● GIVEN INSTRUCTION: Across the material below, how many lines contain the word "wasm"? Give only the number.

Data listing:

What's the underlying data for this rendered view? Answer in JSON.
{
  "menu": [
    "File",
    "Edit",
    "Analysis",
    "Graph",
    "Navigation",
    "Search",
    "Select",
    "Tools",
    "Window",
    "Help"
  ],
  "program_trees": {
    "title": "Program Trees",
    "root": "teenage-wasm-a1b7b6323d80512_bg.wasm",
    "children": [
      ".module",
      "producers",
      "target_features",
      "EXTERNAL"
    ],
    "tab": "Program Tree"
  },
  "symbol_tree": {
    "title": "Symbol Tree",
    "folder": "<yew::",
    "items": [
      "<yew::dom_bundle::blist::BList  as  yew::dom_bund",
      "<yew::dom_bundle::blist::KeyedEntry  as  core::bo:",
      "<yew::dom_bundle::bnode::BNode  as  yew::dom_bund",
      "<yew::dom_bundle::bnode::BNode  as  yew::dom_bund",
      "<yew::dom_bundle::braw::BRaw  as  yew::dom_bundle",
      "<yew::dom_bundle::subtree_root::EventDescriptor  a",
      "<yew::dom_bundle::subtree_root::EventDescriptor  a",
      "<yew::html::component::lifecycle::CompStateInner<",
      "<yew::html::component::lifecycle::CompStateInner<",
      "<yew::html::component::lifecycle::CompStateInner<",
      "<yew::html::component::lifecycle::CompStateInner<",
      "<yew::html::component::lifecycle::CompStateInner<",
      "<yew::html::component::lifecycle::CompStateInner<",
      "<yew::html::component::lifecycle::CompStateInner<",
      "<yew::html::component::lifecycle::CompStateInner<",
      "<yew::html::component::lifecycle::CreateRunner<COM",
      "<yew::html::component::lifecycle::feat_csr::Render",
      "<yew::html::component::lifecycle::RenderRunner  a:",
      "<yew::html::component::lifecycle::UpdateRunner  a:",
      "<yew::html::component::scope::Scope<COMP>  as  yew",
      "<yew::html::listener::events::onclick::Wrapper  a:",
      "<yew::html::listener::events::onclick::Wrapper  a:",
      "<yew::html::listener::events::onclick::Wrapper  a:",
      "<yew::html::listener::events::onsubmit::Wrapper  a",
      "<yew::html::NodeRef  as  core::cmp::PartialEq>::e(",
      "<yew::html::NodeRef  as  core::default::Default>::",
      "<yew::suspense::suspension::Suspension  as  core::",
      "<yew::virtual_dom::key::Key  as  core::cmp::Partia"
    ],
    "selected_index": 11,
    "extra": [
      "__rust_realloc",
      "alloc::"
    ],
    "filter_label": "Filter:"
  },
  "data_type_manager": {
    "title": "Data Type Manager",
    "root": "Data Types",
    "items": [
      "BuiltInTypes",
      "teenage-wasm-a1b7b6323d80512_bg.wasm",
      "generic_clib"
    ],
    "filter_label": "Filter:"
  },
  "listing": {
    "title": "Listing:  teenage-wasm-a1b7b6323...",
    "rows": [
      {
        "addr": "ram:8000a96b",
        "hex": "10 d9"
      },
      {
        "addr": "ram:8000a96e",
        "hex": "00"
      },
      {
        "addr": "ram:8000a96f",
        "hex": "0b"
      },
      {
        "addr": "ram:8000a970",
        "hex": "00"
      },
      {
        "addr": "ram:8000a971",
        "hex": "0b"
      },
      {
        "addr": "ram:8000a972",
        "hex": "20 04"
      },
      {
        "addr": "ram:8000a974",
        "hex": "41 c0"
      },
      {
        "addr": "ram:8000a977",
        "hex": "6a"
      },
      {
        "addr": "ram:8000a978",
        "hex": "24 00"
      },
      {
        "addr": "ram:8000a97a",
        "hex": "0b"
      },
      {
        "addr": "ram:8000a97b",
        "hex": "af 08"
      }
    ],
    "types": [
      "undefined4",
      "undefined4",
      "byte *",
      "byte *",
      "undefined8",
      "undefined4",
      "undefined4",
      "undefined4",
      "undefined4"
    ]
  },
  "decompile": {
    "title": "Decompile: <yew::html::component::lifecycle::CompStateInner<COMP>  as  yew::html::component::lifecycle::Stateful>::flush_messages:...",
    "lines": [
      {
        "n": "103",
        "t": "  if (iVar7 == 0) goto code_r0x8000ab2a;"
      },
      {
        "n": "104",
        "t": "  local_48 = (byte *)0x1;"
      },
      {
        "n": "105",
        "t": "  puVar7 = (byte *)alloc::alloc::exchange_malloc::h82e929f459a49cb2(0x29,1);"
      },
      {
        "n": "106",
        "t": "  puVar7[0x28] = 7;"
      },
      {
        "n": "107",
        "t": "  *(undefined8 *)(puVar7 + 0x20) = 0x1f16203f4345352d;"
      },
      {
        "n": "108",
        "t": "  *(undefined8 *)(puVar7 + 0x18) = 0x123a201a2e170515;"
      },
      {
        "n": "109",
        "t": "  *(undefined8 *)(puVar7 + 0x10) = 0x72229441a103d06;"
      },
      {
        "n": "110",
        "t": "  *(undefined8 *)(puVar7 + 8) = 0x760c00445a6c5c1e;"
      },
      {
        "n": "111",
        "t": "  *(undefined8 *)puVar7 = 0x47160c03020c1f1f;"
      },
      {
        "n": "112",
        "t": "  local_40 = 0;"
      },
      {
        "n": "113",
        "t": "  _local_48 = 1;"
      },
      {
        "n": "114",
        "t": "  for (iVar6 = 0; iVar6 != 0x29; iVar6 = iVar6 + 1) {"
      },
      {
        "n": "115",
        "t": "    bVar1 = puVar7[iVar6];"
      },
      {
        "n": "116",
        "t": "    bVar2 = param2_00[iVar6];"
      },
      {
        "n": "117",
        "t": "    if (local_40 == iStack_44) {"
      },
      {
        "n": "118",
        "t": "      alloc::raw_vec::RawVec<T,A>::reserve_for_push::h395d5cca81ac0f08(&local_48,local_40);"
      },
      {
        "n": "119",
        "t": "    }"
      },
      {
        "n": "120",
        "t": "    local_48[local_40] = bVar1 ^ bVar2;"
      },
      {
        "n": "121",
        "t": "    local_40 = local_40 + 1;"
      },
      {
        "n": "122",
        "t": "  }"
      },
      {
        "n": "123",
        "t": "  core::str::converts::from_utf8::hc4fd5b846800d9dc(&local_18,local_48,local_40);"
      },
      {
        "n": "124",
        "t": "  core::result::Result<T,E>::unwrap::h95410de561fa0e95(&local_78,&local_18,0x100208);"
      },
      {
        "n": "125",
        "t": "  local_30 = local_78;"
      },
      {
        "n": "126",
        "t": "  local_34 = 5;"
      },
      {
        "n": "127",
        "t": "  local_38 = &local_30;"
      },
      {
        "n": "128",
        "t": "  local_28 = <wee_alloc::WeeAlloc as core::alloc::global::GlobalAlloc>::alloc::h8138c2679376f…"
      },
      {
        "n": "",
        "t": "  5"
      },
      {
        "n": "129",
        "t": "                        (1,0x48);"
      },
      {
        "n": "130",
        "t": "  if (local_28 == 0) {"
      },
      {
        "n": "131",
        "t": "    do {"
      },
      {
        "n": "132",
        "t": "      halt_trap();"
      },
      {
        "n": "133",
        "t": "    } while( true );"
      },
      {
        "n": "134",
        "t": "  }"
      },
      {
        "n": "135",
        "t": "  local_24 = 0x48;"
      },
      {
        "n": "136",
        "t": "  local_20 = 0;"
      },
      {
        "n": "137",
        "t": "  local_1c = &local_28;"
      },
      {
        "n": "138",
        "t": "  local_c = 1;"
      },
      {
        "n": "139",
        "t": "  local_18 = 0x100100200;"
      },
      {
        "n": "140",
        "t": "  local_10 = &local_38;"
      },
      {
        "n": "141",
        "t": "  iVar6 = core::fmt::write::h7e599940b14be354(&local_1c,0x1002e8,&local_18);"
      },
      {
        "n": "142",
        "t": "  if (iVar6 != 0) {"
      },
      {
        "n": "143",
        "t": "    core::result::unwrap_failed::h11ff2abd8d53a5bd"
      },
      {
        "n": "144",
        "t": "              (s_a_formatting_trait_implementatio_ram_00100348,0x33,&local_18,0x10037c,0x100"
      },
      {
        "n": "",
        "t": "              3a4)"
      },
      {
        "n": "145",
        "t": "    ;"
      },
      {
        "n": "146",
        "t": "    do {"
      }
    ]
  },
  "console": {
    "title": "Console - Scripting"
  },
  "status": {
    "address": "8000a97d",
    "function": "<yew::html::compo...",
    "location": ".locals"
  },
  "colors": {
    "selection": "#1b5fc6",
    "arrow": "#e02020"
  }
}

● WRITTEN SOLUTION: 3